**WHAT THIS TASK INVOLVES**:
The records below should be written out again, exactly.

[Structured figure records]
....

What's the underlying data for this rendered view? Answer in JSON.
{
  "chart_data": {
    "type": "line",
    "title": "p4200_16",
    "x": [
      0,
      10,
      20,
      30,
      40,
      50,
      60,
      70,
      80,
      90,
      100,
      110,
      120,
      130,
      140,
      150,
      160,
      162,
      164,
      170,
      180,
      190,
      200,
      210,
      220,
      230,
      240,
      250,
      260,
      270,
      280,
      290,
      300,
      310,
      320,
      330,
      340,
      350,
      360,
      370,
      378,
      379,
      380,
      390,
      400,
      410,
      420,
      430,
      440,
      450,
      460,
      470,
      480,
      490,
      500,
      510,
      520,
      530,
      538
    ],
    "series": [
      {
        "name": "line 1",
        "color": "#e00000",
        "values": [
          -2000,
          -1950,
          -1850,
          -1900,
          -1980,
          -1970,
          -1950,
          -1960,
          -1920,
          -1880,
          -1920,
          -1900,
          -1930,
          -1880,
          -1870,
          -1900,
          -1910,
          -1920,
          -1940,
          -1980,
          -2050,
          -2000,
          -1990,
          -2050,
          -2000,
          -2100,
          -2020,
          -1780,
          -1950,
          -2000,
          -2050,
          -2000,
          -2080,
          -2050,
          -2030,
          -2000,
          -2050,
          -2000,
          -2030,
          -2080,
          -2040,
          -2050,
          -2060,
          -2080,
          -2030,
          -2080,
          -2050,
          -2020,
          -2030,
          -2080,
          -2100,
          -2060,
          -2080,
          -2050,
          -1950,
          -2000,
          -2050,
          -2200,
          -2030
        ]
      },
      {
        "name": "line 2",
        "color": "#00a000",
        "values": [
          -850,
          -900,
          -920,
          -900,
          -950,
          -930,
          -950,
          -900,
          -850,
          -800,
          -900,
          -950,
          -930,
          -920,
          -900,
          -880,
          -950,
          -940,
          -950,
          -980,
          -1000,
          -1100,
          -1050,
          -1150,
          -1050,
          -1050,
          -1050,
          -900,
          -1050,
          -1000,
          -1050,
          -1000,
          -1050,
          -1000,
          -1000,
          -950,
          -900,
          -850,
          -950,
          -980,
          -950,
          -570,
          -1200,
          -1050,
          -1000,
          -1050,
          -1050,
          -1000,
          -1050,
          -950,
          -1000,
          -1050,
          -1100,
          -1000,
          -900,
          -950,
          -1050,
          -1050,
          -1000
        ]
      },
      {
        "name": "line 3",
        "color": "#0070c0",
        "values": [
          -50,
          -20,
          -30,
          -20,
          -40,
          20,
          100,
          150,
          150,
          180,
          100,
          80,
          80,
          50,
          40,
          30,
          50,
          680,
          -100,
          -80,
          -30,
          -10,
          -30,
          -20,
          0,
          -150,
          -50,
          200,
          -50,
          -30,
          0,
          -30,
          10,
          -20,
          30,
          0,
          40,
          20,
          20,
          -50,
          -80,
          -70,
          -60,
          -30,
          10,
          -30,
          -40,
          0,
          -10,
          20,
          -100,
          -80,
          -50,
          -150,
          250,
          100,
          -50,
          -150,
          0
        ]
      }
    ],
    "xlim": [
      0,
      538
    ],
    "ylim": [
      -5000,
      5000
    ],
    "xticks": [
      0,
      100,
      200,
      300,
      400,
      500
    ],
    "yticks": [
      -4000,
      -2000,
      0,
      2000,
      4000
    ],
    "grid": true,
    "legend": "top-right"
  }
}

....

**RIGHT ANSWER**:
What's the underlying data for this rendered view? Answer in JSON.
{
  "chart_data": {
    "type": "line",
    "title": "p4200_16",
    "x": [
      0,
      10,
      20,
      30,
      40,
      50,
      60,
      70,
      80,
      90,
      100,
      110,
      120,
      130,
      140,
      150,
      160,
      162,
      164,
      170,
      180,
      190,
      200,
      210,
      220,
      230,
      240,
      250,
      260,
      270,
      280,
      290,
      300,
      310,
      320,
      330,
      340,
      350,
      360,
      370,
      378,
      379,
      380,
      390,
      400,
      410,
      420,
      430,
      440,
      450,
      460,
      470,
      480,
      490,
      500,
      510,
      520,
      530,
      538
    ],
    "series": [
      {
        "name": "line 1",
        "color": "#e00000",
        "values": [
          -2000,
          -1950,
          -1850,
          -1900,
          -1980,
          -1970,
          -1950,
          -1960,
          -1920,
          -1880,
          -1920,
          -1900,
          -1930,
          -1880,
          -1870,
          -1900,
          -1910,
          -1920,
          -1940,
          -1980,
          -2050,
          -2000,
          -1990,
          -2050,
          -2000,
          -2100,
          -2020,
          -1780,
          -1950,
          -2000,
          -2050,
          -2000,
          -2080,
          -2050,
          -2030,
          -2000,
          -2050,
          -2000,
          -2030,
          -2080,
          -2040,
          -2050,
          -2060,
          -2080,
          -2030,
          -2080,
          -2050,
          -2020,
          -2030,
          -2080,
          -2100,
          -2060,
          -2080,
          -2050,
          -1950,
          -2000,
          -2050,
          -2200,
          -2030
        ]
      },
      {
        "name": "line 2",
        "color": "#00a000",
        "values": [
          -850,
          -900,
          -920,
          -900,
          -950,
          -930,
          -950,
          -900,
          -850,
          -800,
          -900,
          -950,
          -930,
          -920,
          -900,
          -880,
          -950,
          -940,
          -950,
          -980,
          -1000,
          -1100,
          -1050,
          -1150,
          -1050,
          -1050,
          -1050,
          -900,
          -1050,
          -1000,
          -1050,
          -1000,
          -1050,
          -1000,
          -1000,
          -950,
          -900,
          -850,
          -950,
          -980,
          -950,
          -570,
          -1200,
          -1050,
          -1000,
          -1050,
          -1050,
          -1000,
          -1050,
          -950,
          -1000,
          -1050,
          -1100,
          -1000,
          -900,
          -950,
          -1050,
          -1050,
          -1000
        ]
      },
      {
        "name": "line 3",
        "color": "#0070c0",
        "values": [
          -50,
          -20,
          -30,
          -20,
          -40,
          20,
          100,
          150,
          150,
          180,
          100,
          80,
          80,
          50,
          40,
          30,
          50,
          680,
          -100,
          -80,
          -30,
          -10,
          -30,
          -20,
          0,
          -150,
          -50,
          200,
          -50,
          -30,
          0,
          -30,
          10,
          -20,
          30,
          0,
          40,
          20,
          20,
          -50,
          -80,
          -70,
          -60,
          -30,
          10,
          -30,
          -40,
          0,
          -10,
          20,
          -100,
          -80,
          -50,
          -150,
          250,
          100,
          -50,
          -150,
          0
        ]
      }
    ],
    "xlim": [
      0,
      538
    ],
    "ylim": [
      -5000,
      5000
    ],
    "xticks": [
      0,
      100,
      200,
      300,
      400,
      500
    ],
    "yticks": [
      -4000,
      -2000,
      0,
      2000,
      4000
    ],
    "grid": true,
    "legend": "top-right"
  }
}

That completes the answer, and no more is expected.